Show only lines that include "your".
· · ·
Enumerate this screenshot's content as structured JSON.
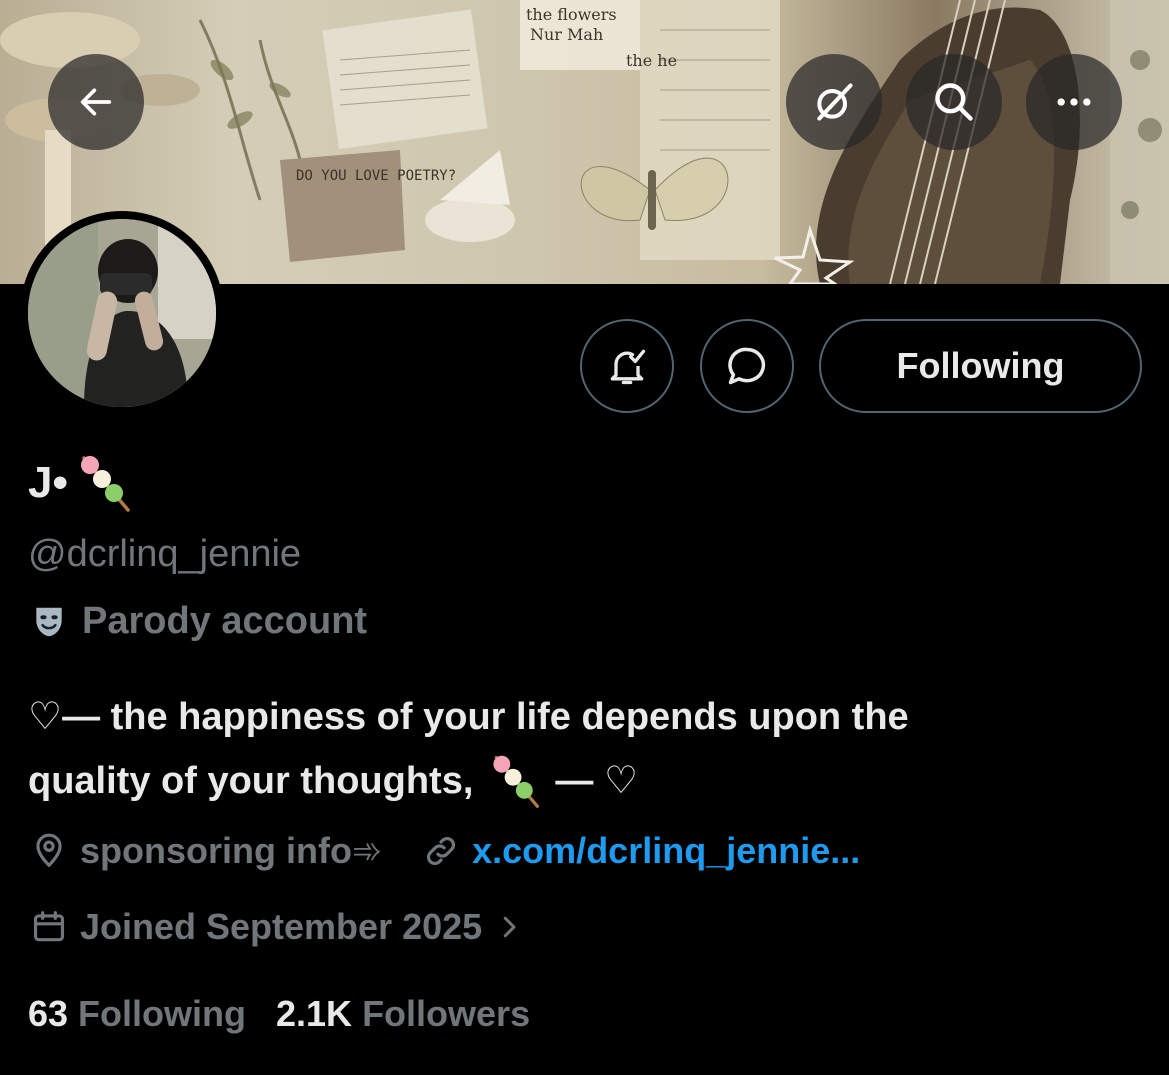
{
  "header": {
    "back_icon": "arrow-left-icon",
    "grok_icon": "grok-icon",
    "search_icon": "search-icon",
    "more_icon": "more-horizontal-icon"
  },
  "banner": {
    "note_text": "DO YOU LOVE POETRY?",
    "scrap_text_1": "the flowers",
    "scrap_text_2": "Nur Mah",
    "scrap_text_3": "the he"
  },
  "actions": {
    "notifications_icon": "bell-check-icon",
    "message_icon": "message-bubble-icon",
    "follow_label": "Following"
  },
  "profile": {
    "display_name": "J•",
    "name_emoji": "dango-icon",
    "handle": "@dcrlinq_jennie",
    "parody_label": "Parody account",
    "bio_line1": "♡— the happiness of your life depends upon the",
    "bio_line2_start": "quality of your thoughts,",
    "bio_line2_end": "— ♡",
    "location": "sponsoring info➾",
    "website": "x.com/dcrlinq_jennie...",
    "joined": "Joined September 2025"
  },
  "stats": {
    "following_count": "63",
    "following_label": "Following",
    "followers_count": "2.1K",
    "followers_label": "Followers"
  },
  "colors": {
    "background": "#000000",
    "text_primary": "#e7e9ea",
    "text_secondary": "#71767b",
    "link": "#1d9bf0",
    "border": "#536471"
  }
}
· · ·
• _Output for this exercise_
    "bio_line1": "♡— the happiness of your life depends upon the",
    "bio_line2_start": "quality of your thoughts,",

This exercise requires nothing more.